**OBJECTIVE**
Give every line of the material again, exactly as written.

Collected data entries
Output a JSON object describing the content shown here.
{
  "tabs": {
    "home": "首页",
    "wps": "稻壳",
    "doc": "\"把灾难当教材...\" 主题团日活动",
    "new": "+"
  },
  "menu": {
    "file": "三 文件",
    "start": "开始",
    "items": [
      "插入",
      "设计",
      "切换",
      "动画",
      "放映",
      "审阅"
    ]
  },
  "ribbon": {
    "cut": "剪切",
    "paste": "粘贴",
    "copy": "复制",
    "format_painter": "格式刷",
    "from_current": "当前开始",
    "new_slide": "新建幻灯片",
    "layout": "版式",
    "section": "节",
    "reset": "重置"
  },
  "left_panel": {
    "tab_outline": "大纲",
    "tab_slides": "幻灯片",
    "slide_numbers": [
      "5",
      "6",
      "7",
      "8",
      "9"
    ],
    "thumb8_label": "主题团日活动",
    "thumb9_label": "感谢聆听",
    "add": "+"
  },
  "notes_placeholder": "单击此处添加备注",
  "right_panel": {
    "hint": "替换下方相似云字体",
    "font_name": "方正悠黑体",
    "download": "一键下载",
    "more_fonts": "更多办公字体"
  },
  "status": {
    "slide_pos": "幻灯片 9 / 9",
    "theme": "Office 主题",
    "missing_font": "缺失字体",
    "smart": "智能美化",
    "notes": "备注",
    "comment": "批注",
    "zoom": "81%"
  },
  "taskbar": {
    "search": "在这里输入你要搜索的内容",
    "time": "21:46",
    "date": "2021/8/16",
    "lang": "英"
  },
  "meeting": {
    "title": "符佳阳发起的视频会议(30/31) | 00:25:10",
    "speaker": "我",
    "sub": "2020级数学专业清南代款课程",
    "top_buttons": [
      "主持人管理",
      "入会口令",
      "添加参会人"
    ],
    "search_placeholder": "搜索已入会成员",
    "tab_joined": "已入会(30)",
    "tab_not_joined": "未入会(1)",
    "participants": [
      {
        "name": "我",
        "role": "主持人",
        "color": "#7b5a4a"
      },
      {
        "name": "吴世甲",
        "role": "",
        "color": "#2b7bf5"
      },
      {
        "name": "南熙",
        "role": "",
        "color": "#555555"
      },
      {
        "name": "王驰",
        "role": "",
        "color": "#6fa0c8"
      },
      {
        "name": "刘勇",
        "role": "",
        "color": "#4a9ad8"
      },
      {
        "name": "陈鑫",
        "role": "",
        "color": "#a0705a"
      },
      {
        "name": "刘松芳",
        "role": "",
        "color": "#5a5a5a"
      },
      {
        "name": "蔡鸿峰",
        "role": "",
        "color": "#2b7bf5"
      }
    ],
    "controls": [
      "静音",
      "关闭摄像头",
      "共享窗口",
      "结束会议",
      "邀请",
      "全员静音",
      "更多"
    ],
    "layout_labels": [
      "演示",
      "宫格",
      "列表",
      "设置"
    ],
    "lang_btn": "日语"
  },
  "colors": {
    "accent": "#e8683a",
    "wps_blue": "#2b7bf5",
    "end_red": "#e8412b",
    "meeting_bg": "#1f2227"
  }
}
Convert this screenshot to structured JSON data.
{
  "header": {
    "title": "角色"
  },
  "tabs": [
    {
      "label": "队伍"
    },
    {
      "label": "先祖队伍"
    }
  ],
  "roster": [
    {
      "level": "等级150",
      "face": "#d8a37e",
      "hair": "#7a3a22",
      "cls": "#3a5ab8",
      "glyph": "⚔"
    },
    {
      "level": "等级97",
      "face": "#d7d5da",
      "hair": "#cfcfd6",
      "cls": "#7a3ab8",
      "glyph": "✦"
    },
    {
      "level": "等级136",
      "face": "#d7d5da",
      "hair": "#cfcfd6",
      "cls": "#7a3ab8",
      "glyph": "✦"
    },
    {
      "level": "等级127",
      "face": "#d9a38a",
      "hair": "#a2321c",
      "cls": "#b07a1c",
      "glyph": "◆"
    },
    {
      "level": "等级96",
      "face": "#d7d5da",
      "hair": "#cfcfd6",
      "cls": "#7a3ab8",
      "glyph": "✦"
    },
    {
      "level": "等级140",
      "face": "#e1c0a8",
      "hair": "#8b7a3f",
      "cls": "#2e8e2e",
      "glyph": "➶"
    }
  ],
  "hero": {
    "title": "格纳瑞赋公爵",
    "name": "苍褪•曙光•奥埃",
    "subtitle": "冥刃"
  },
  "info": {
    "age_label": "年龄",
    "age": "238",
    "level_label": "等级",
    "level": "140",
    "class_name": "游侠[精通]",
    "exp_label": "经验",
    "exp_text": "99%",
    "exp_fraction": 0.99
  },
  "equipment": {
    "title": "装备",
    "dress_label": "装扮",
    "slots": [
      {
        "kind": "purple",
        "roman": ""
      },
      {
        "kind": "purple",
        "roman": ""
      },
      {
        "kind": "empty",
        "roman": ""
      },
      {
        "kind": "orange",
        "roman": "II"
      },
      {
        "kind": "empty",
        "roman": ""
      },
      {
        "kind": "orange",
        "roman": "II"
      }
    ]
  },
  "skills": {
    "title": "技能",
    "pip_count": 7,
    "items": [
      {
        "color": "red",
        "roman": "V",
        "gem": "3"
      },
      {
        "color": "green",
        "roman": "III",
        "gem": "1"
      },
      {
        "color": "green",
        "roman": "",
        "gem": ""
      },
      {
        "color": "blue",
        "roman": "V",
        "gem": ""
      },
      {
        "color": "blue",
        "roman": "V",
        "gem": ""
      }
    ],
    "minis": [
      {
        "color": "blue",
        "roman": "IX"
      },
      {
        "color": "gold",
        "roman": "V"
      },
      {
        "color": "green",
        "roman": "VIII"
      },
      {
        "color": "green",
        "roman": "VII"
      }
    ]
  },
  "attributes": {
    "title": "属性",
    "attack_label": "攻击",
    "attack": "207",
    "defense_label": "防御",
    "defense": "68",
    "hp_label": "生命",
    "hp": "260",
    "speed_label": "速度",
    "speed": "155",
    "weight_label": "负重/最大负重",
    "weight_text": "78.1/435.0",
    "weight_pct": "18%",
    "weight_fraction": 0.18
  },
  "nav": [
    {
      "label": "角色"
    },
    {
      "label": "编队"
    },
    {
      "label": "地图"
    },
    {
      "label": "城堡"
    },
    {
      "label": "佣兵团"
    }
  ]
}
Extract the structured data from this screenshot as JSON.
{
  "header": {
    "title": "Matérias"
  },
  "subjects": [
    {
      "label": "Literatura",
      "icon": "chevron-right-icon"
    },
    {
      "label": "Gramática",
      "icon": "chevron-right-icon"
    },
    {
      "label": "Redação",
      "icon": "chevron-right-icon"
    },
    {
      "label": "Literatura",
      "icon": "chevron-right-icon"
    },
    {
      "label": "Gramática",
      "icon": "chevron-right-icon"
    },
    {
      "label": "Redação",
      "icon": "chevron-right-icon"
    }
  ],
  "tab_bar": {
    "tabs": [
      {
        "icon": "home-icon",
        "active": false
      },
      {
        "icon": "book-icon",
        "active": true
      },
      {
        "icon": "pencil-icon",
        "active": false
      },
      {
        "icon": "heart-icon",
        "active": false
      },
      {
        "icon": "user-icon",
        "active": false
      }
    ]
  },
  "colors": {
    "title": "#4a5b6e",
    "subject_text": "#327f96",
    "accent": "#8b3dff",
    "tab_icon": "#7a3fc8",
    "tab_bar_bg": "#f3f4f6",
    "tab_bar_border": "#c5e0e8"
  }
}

**EXERCISE OUTPUT**
Output a JSON object describing the content shown here.
{
  "tabs": {
    "home": "首页",
    "wps": "稻壳",
    "doc": "\"把灾难当教材...\" 主题团日活动",
    "new": "+"
  },
  "menu": {
    "file": "三 文件",
    "start": "开始",
    "items": [
      "插入",
      "设计",
      "切换",
      "动画",
      "放映",
      "审阅"
    ]
  },
  "ribbon": {
    "cut": "剪切",
    "paste": "粘贴",
    "copy": "复制",
    "format_painter": "格式刷",
    "from_current": "当前开始",
    "new_slide": "新建幻灯片",
    "layout": "版式",
    "section": "节",
    "reset": "重置"
  },
  "left_panel": {
    "tab_outline": "大纲",
    "tab_slides": "幻灯片",
    "slide_numbers": [
      "5",
      "6",
      "7",
      "8",
      "9"
    ],
    "thumb8_label": "主题团日活动",
    "thumb9_label": "感谢聆听",
    "add": "+"
  },
  "notes_placeholder": "单击此处添加备注",
  "right_panel": {
    "hint": "替换下方相似云字体",
    "font_name": "方正悠黑体",
    "download": "一键下载",
    "more_fonts": "更多办公字体"
  },
  "status": {
    "slide_pos": "幻灯片 9 / 9",
    "theme": "Office 主题",
    "missing_font": "缺失字体",
    "smart": "智能美化",
    "notes": "备注",
    "comment": "批注",
    "zoom": "81%"
  },
  "taskbar": {
    "search": "在这里输入你要搜索的内容",
    "time": "21:46",
    "date": "2021/8/16",
    "lang": "英"
  },
  "meeting": {
    "title": "符佳阳发起的视频会议(30/31) | 00:25:10",
    "speaker": "我",
    "sub": "2020级数学专业清南代款课程",
    "top_buttons": [
      "主持人管理",
      "入会口令",
      "添加参会人"
    ],
    "search_placeholder": "搜索已入会成员",
    "tab_joined": "已入会(30)",
    "tab_not_joined": "未入会(1)",
    "participants": [
      {
        "name": "我",
        "role": "主持人",
        "color": "#7b5a4a"
      },
      {
        "name": "吴世甲",
        "role": "",
        "color": "#2b7bf5"
      },
      {
        "name": "南熙",
        "role": "",
        "color": "#555555"
      },
      {
        "name": "王驰",
        "role": "",
        "color": "#6fa0c8"
      },
      {
        "name": "刘勇",
        "role": "",
        "color": "#4a9ad8"
      },
      {
        "name": "陈鑫",
        "role": "",
        "color": "#a0705a"
      },
      {
        "name": "刘松芳",
        "role": "",
        "color": "#5a5a5a"
      },
      {
        "name": "蔡鸿峰",
        "role": "",
        "color": "#2b7bf5"
      }
    ],
    "controls": [
      "静音",
      "关闭摄像头",
      "共享窗口",
      "结束会议",
      "邀请",
      "全员静音",
      "更多"
    ],
    "layout_labels": [
      "演示",
      "宫格",
      "列表",
      "设置"
    ],
    "lang_btn": "日语"
  },
  "colors": {
    "accent": "#e8683a",
    "wps_blue": "#2b7bf5",
    "end_red": "#e8412b",
    "meeting_bg": "#1f2227"
  }
}
Convert this screenshot to structured JSON data.
{
  "header": {
    "title": "角色"
  },
  "tabs": [
    {
      "label": "队伍"
    },
    {
      "label": "先祖队伍"
    }
  ],
  "roster": [
    {
      "level": "等级150",
      "face": "#d8a37e",
      "hair": "#7a3a22",
      "cls": "#3a5ab8",
      "glyph": "⚔"
    },
    {
      "level": "等级97",
      "face": "#d7d5da",
      "hair": "#cfcfd6",
      "cls": "#7a3ab8",
      "glyph": "✦"
    },
    {
      "level": "等级136",
      "face": "#d7d5da",
      "hair": "#cfcfd6",
      "cls": "#7a3ab8",
      "glyph": "✦"
    },
    {
      "level": "等级127",
      "face": "#d9a38a",
      "hair": "#a2321c",
      "cls": "#b07a1c",
      "glyph": "◆"
    },
    {
      "level": "等级96",
      "face": "#d7d5da",
      "hair": "#cfcfd6",
      "cls": "#7a3ab8",
      "glyph": "✦"
    },
    {
      "level": "等级140",
      "face": "#e1c0a8",
      "hair": "#8b7a3f",
      "cls": "#2e8e2e",
      "glyph": "➶"
    }
  ],
  "hero": {
    "title": "格纳瑞赋公爵",
    "name": "苍褪•曙光•奥埃",
    "subtitle": "冥刃"
  },
  "info": {
    "age_label": "年龄",
    "age": "238",
    "level_label": "等级",
    "level": "140",
    "class_name": "游侠[精通]",
    "exp_label": "经验",
    "exp_text": "99%",
    "exp_fraction": 0.99
  },
  "equipment": {
    "title": "装备",
    "dress_label": "装扮",
    "slots": [
      {
        "kind": "purple",
        "roman": ""
      },
      {
        "kind": "purple",
        "roman": ""
      },
      {
        "kind": "empty",
        "roman": ""
      },
      {
        "kind": "orange",
        "roman": "II"
      },
      {
        "kind": "empty",
        "roman": ""
      },
      {
        "kind": "orange",
        "roman": "II"
      }
    ]
  },
  "skills": {
    "title": "技能",
    "pip_count": 7,
    "items": [
      {
        "color": "red",
        "roman": "V",
        "gem": "3"
      },
      {
        "color": "green",
        "roman": "III",
        "gem": "1"
      },
      {
        "color": "green",
        "roman": "",
        "gem": ""
      },
      {
        "color": "blue",
        "roman": "V",
        "gem": ""
      },
      {
        "color": "blue",
        "roman": "V",
        "gem": ""
      }
    ],
    "minis": [
      {
        "color": "blue",
        "roman": "IX"
      },
      {
        "color": "gold",
        "roman": "V"
      },
      {
        "color": "green",
        "roman": "VIII"
      },
      {
        "color": "green",
        "roman": "VII"
      }
    ]
  },
  "attributes": {
    "title": "属性",
    "attack_label": "攻击",
    "attack": "207",
    "defense_label": "防御",
    "defense": "68",
    "hp_label": "生命",
    "hp": "260",
    "speed_label": "速度",
    "speed": "155",
    "weight_label": "负重/最大负重",
    "weight_text": "78.1/435.0",
    "weight_pct": "18%",
    "weight_fraction": 0.18
  },
  "nav": [
    {
      "label": "角色"
    },
    {
      "label": "编队"
    },
    {
      "label": "地图"
    },
    {
      "label": "城堡"
    },
    {
      "label": "佣兵团"
    }
  ]
}
Extract the structured data from this screenshot as JSON.
{
  "header": {
    "title": "Matérias"
  },
  "subjects": [
    {
      "label": "Literatura",
      "icon": "chevron-right-icon"
    },
    {
      "label": "Gramática",
      "icon": "chevron-right-icon"
    },
    {
      "label": "Redação",
      "icon": "chevron-right-icon"
    },
    {
      "label": "Literatura",
      "icon": "chevron-right-icon"
    },
    {
      "label": "Gramática",
      "icon": "chevron-right-icon"
    },
    {
      "label": "Redação",
      "icon": "chevron-right-icon"
    }
  ],
  "tab_bar": {
    "tabs": [
      {
        "icon": "home-icon",
        "active": false
      },
      {
        "icon": "book-icon",
        "active": true
      },
      {
        "icon": "pencil-icon",
        "active": false
      },
      {
        "icon": "heart-icon",
        "active": false
      },
      {
        "icon": "user-icon",
        "active": false
      }
    ]
  },
  "colors": {
    "title": "#4a5b6e",
    "subject_text": "#327f96",
    "accent": "#8b3dff",
    "tab_icon": "#7a3fc8",
    "tab_bar_bg": "#f3f4f6",
    "tab_bar_border": "#c5e0e8"
  }
}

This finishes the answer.